#### Records for this task ####

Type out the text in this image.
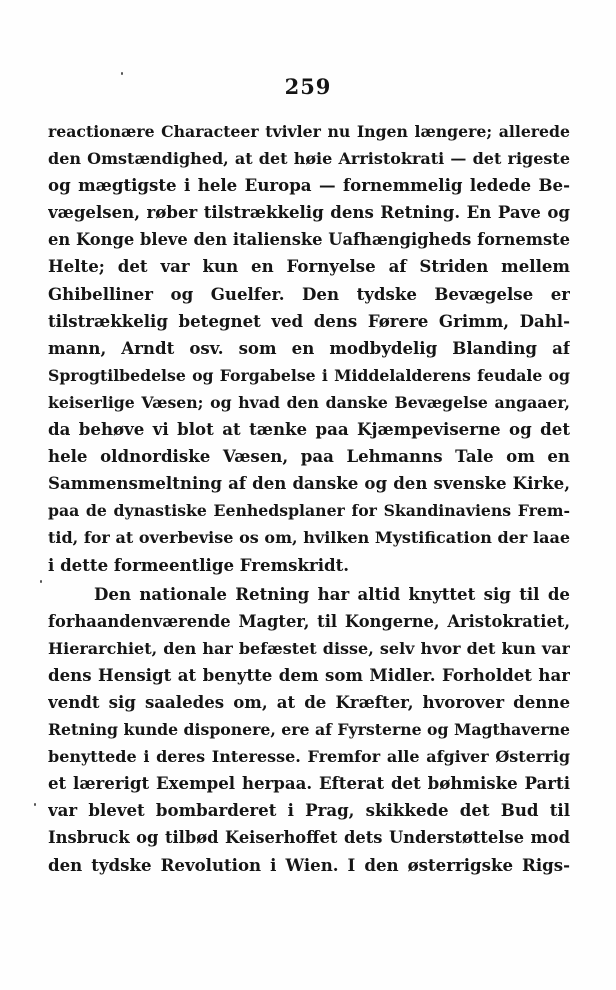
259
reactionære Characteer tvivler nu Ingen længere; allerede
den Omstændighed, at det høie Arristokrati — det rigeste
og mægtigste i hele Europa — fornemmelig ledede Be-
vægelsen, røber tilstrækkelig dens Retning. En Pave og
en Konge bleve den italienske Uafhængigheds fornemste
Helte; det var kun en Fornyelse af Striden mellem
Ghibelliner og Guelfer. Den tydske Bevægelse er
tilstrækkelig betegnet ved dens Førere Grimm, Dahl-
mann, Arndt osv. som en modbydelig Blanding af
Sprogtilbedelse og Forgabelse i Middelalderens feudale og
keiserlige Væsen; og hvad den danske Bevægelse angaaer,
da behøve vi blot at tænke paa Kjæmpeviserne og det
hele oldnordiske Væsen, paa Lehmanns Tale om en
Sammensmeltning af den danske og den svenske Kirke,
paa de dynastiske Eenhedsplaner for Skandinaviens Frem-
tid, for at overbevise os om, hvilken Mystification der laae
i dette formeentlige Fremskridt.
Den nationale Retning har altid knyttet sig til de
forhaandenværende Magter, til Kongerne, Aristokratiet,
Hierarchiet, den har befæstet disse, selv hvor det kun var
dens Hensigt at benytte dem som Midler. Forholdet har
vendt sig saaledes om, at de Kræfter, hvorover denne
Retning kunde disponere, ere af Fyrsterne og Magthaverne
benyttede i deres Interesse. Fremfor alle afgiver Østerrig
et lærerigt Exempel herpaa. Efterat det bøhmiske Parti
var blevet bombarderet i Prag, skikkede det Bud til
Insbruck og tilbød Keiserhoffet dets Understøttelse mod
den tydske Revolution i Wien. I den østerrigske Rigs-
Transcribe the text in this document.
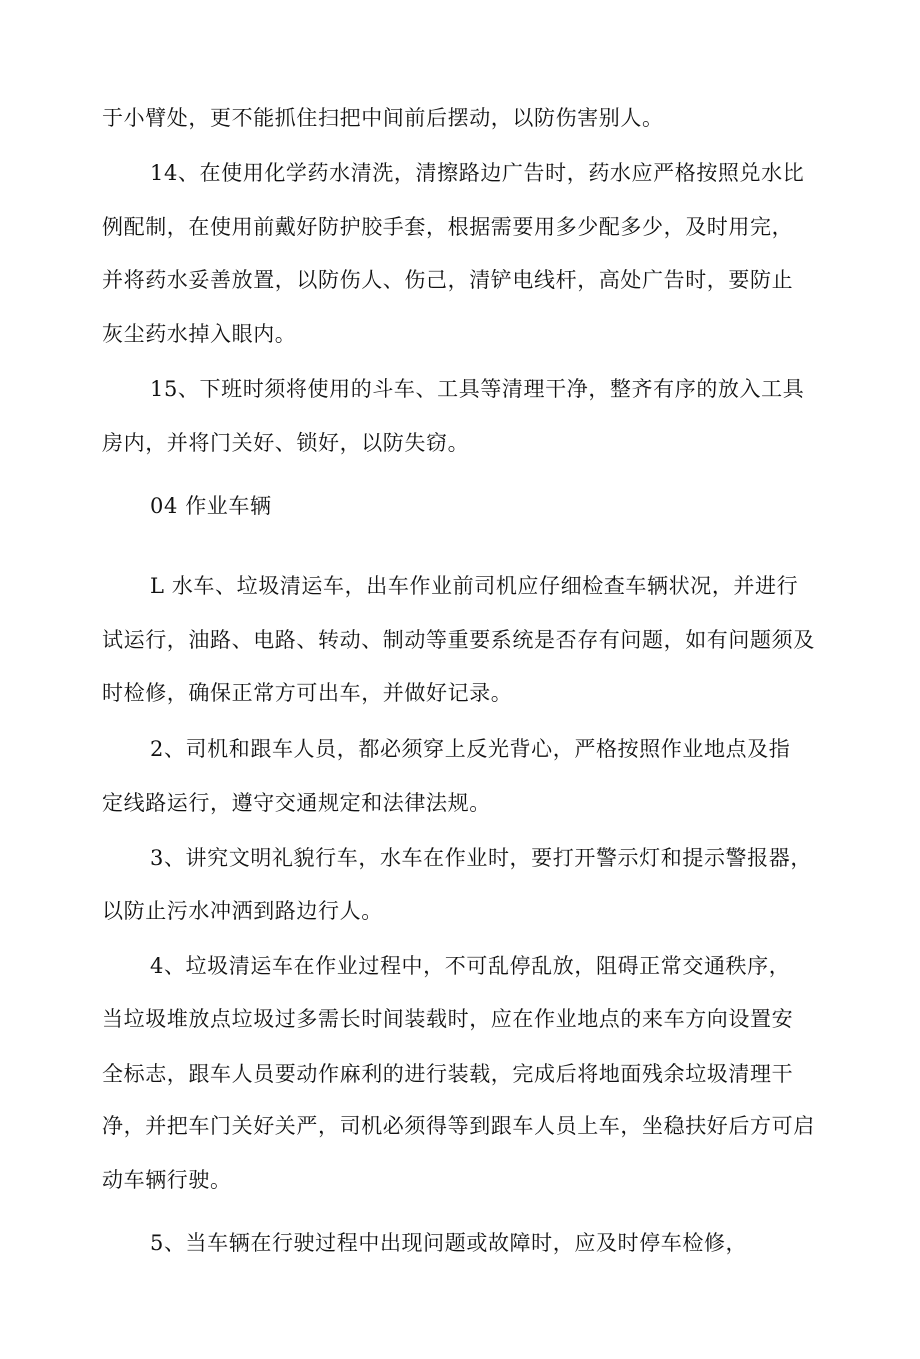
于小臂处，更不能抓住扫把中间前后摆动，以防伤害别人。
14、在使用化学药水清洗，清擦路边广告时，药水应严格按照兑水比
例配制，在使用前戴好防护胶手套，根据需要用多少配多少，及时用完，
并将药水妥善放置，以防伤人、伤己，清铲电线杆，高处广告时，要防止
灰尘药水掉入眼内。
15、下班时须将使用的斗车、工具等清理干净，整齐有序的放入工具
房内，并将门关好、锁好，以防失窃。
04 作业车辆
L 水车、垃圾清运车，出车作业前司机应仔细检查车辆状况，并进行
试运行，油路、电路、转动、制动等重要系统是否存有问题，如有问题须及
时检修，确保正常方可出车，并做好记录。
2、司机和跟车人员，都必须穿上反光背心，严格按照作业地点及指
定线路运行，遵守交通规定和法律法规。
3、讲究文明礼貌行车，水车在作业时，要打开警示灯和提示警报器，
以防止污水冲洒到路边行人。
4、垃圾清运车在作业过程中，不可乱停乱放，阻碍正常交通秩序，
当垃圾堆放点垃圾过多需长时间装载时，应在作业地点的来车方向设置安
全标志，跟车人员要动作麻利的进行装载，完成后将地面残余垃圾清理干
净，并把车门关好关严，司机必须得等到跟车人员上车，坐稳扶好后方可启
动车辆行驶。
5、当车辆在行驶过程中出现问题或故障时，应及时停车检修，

####
#### Records for this task ####

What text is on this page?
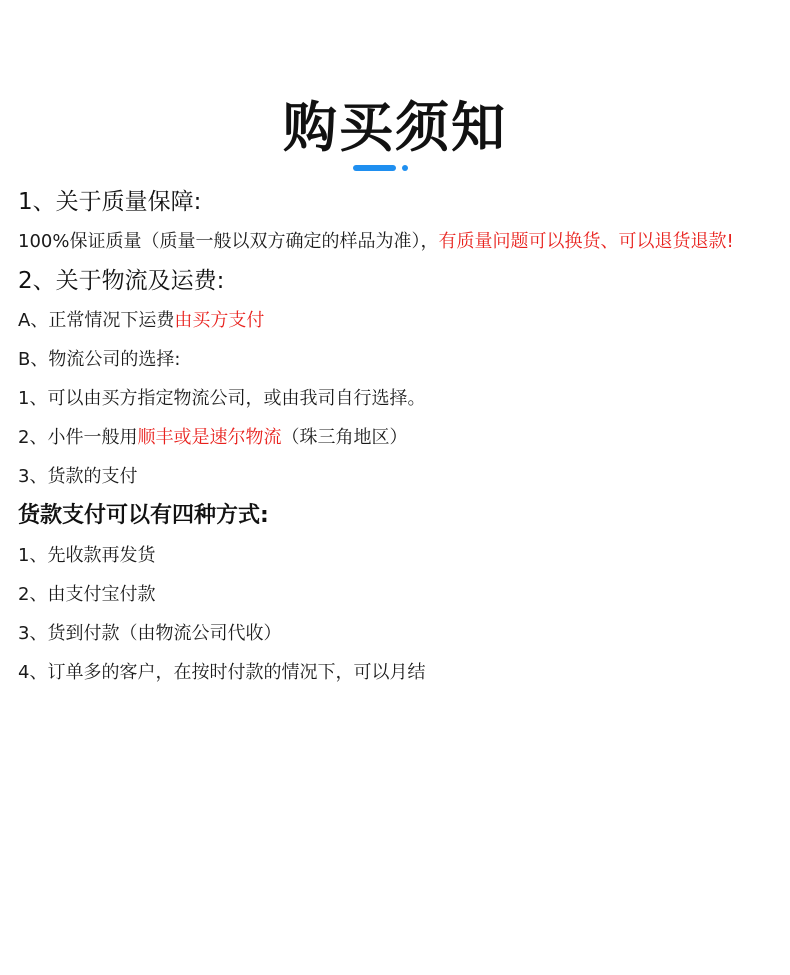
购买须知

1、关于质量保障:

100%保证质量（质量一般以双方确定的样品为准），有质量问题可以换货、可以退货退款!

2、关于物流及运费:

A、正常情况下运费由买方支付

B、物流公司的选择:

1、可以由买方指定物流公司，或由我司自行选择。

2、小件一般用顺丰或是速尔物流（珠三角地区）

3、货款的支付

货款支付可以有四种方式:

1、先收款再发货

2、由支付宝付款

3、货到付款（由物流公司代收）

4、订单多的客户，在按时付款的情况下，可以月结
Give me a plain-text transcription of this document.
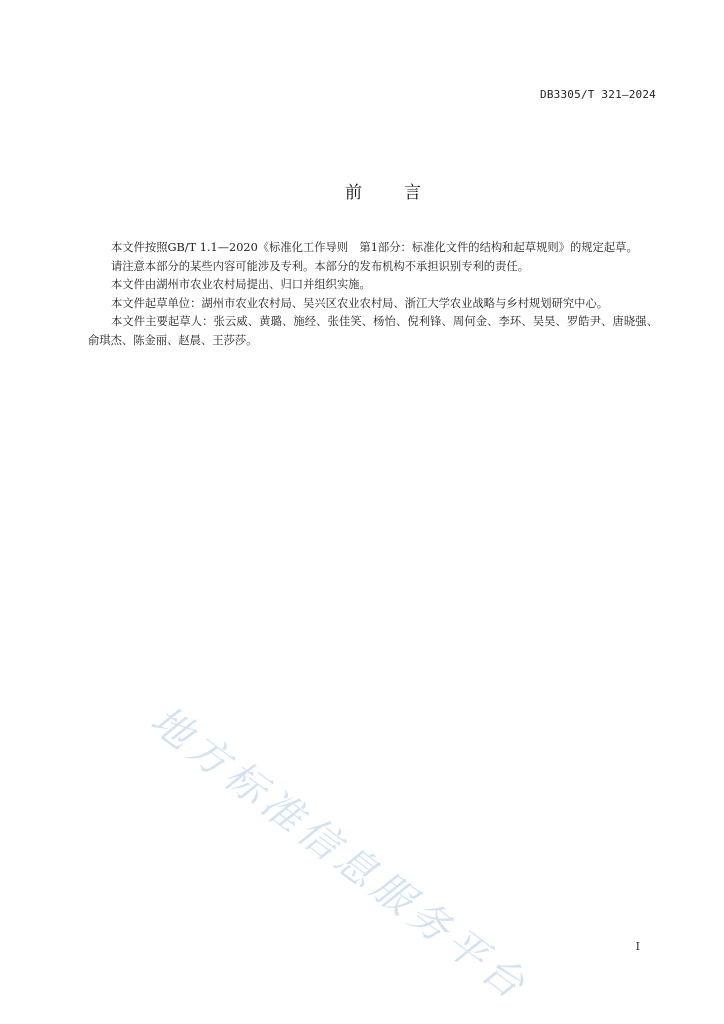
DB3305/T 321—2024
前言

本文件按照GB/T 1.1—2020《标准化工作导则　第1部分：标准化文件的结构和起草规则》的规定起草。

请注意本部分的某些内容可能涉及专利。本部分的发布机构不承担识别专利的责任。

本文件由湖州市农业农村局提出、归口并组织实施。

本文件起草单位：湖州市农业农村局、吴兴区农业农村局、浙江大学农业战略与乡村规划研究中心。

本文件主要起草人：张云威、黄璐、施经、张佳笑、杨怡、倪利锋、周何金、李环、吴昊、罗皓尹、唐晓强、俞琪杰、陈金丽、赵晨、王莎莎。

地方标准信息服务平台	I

####
#### Records for this task ####

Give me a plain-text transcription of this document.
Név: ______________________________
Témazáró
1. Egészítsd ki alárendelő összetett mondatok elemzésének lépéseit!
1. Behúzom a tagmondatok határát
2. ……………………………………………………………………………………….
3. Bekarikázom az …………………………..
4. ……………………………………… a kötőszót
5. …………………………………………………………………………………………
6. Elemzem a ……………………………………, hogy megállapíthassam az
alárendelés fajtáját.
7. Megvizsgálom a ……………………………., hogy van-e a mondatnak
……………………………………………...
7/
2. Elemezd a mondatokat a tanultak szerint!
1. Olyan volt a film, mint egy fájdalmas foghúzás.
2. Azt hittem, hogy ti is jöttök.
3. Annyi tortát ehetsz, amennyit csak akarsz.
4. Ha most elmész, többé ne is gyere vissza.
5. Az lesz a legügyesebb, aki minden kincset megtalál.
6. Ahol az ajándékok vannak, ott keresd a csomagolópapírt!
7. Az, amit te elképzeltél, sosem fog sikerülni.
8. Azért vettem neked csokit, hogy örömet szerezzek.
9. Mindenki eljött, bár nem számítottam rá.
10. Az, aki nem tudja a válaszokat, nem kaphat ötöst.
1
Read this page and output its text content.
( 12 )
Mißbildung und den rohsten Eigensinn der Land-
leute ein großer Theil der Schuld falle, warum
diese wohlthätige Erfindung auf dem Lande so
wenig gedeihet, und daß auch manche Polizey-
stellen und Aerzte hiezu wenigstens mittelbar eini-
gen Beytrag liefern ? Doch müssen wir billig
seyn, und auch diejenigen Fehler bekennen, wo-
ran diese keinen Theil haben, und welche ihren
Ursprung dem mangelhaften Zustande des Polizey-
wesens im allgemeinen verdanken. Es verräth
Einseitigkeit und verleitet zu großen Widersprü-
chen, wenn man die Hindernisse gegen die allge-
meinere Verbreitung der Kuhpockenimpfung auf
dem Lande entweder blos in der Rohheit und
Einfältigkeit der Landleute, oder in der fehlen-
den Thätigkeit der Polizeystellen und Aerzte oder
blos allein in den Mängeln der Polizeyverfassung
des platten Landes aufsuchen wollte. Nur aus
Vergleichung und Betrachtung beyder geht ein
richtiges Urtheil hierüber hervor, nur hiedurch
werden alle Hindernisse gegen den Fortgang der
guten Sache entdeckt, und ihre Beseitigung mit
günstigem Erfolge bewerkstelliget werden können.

####

* Task requirements *
Go through the records. Copy each line where "hogy" appears.

* Task answer *
6. Elemzem a ……………………………………, hogy megállapíthassam az
7. Megvizsgálom a ……………………………., hogy van-e a mondatnak
2. Azt hittem, hogy ti is jöttök.
8. Azért vettem neked csokit, hogy örömet szerezzek.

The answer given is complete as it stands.